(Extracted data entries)
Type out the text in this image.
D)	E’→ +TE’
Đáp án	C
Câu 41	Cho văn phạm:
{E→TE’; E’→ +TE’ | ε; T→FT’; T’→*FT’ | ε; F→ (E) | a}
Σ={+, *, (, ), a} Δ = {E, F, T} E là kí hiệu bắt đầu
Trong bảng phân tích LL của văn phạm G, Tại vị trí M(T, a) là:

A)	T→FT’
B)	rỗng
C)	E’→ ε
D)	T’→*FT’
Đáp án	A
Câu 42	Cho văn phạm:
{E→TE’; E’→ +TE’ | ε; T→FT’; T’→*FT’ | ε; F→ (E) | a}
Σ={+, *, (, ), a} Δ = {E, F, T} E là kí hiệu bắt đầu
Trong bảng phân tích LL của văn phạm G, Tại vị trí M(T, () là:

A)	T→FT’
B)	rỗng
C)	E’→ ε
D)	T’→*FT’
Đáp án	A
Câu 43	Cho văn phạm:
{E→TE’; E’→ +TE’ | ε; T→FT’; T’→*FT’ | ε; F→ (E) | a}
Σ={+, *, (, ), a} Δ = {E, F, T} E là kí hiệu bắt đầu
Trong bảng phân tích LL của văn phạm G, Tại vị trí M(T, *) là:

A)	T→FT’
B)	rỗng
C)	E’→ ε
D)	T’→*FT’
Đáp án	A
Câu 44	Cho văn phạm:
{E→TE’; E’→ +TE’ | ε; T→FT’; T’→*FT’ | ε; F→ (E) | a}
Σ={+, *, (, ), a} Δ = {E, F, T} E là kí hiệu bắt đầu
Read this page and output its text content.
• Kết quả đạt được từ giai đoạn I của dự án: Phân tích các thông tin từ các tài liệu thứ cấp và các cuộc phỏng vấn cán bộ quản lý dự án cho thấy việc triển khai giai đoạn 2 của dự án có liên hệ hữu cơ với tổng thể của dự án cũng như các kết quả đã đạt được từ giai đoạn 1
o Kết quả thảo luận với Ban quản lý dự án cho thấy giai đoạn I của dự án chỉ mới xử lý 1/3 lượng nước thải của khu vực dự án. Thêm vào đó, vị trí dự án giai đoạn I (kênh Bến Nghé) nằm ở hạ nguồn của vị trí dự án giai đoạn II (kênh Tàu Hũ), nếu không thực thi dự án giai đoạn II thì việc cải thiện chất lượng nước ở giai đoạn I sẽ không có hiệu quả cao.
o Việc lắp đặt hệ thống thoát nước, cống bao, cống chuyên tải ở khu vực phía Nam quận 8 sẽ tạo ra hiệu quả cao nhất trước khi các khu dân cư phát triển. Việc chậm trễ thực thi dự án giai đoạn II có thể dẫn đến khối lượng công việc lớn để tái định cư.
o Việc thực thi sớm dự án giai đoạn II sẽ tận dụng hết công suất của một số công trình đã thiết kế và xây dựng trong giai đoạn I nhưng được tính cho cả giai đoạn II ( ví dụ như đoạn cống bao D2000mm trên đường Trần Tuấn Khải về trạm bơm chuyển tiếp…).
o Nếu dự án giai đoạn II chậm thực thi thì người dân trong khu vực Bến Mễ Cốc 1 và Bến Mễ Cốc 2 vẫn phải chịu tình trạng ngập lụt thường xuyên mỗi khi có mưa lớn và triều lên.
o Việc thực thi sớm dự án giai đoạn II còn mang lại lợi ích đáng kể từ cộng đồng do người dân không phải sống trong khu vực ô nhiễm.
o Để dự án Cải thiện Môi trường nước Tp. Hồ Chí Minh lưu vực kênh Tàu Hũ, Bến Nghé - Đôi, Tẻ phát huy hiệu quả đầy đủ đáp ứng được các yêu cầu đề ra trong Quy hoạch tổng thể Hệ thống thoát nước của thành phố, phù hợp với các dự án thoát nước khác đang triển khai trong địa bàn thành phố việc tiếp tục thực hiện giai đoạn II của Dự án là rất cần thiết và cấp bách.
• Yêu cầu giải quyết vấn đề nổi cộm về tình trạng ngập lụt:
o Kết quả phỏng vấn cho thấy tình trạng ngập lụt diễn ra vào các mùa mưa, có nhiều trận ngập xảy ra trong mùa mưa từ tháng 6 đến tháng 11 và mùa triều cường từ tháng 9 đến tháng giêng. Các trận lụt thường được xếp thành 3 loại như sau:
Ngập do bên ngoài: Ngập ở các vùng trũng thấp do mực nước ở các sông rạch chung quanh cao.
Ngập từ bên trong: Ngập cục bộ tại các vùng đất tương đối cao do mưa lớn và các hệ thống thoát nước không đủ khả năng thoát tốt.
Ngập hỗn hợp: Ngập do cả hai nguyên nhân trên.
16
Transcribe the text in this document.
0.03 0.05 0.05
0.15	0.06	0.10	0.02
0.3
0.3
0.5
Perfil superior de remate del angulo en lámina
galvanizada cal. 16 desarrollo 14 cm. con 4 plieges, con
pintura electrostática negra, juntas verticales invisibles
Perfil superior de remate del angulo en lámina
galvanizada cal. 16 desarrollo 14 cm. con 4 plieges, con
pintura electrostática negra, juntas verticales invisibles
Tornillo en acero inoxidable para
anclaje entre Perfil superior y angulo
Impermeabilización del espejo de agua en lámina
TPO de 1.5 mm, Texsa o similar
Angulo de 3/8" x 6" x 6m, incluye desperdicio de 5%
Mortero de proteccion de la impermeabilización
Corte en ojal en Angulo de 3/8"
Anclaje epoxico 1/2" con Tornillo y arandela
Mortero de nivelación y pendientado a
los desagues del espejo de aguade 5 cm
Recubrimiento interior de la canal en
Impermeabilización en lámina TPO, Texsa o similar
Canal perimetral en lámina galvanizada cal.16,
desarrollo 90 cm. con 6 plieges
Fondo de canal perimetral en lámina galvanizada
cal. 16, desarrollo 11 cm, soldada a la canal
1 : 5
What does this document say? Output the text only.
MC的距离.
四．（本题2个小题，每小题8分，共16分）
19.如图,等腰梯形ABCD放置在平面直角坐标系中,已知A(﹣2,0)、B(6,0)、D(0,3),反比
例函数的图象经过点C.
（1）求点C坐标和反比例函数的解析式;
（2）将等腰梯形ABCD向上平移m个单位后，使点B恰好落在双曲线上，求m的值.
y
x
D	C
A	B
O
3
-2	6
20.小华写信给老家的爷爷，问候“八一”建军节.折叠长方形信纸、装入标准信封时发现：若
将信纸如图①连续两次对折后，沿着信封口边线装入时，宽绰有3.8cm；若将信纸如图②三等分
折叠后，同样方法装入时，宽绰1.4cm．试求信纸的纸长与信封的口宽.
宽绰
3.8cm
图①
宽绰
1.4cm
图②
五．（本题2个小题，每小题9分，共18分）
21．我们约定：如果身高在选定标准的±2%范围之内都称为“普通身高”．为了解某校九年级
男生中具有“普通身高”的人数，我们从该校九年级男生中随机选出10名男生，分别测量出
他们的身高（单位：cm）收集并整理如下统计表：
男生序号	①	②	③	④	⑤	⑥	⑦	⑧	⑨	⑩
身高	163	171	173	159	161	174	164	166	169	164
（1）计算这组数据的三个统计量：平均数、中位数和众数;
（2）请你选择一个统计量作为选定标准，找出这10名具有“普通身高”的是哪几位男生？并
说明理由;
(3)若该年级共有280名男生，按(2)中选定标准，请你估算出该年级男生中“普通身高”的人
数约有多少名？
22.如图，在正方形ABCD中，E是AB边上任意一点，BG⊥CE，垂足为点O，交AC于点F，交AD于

## Problem details
Report all lines of the material that contain the word "Mortero".

## The result
Mortero de proteccion de la impermeabilización
Mortero de nivelación y pendientado a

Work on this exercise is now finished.